• _DESCRIPTION OF THE TASK_:
Below are the records; locate each line with the word "this" and copy it.

• _DATA ENTRIES_:
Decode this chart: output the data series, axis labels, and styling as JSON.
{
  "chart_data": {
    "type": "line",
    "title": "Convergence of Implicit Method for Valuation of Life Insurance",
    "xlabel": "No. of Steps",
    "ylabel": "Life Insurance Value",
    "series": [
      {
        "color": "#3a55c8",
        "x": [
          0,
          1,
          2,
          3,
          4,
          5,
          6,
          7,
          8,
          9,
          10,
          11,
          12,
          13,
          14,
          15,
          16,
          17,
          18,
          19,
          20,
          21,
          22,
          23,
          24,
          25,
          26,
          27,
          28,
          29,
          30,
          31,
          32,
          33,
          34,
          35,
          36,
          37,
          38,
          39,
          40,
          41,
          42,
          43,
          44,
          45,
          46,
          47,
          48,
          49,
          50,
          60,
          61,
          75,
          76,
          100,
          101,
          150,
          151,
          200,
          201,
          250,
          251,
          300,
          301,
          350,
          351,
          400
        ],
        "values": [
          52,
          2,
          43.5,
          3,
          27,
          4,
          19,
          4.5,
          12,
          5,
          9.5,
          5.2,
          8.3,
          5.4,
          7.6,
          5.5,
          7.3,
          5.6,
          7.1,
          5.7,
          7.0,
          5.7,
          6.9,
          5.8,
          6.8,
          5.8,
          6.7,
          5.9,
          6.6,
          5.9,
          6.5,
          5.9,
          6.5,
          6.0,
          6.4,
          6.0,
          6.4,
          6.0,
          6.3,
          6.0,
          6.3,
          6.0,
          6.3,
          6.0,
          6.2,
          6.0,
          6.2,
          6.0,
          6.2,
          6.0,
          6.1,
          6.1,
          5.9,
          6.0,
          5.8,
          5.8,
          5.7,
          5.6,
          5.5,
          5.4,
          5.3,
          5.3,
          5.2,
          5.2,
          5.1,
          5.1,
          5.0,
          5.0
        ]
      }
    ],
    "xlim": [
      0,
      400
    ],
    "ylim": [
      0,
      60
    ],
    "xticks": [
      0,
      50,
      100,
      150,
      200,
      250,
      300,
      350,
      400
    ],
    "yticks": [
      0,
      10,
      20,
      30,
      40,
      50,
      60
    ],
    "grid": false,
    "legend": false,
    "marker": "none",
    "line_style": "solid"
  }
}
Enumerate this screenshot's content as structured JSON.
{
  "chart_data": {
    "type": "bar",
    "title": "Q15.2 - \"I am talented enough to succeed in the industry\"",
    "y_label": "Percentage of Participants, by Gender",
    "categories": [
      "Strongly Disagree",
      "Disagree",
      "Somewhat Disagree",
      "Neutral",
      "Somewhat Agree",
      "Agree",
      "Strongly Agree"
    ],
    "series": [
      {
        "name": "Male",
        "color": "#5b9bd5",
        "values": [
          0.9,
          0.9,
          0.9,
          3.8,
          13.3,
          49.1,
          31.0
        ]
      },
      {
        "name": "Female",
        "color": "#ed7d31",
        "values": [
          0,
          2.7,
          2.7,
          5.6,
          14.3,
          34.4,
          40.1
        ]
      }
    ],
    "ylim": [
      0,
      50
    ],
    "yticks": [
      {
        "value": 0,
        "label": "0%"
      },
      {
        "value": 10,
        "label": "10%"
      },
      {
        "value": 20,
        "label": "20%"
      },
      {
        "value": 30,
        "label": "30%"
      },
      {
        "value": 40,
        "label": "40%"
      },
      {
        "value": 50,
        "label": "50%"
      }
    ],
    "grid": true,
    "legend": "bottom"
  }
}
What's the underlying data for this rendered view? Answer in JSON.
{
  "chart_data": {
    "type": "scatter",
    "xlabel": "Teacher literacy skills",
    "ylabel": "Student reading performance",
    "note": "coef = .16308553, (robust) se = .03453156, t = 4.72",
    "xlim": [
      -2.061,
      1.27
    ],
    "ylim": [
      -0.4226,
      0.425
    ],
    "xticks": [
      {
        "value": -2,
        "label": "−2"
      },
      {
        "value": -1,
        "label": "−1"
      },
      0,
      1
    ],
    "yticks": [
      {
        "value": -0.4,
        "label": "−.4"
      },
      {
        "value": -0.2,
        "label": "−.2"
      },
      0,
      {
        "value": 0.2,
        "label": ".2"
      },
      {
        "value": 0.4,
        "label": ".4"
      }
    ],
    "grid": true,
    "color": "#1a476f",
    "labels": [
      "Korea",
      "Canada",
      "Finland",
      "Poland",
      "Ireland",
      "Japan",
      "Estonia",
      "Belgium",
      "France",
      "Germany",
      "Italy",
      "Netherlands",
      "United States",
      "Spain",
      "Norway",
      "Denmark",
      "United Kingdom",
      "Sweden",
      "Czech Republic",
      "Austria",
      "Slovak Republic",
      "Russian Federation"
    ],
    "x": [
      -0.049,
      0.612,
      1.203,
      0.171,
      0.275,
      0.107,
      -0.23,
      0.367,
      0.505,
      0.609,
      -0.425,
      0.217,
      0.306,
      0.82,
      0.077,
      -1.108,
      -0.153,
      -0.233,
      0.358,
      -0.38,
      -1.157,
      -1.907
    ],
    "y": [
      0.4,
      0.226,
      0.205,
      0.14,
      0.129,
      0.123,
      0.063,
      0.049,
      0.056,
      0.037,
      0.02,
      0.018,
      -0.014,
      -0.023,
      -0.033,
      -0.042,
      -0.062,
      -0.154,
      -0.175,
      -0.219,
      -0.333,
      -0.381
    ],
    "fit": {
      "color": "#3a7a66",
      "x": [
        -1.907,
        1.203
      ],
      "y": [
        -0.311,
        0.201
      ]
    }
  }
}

• _OUTPUT_:
Decode this chart: output the data series, axis labels, and styling as JSON.
Enumerate this screenshot's content as structured JSON.
What's the underlying data for this rendered view? Answer in JSON.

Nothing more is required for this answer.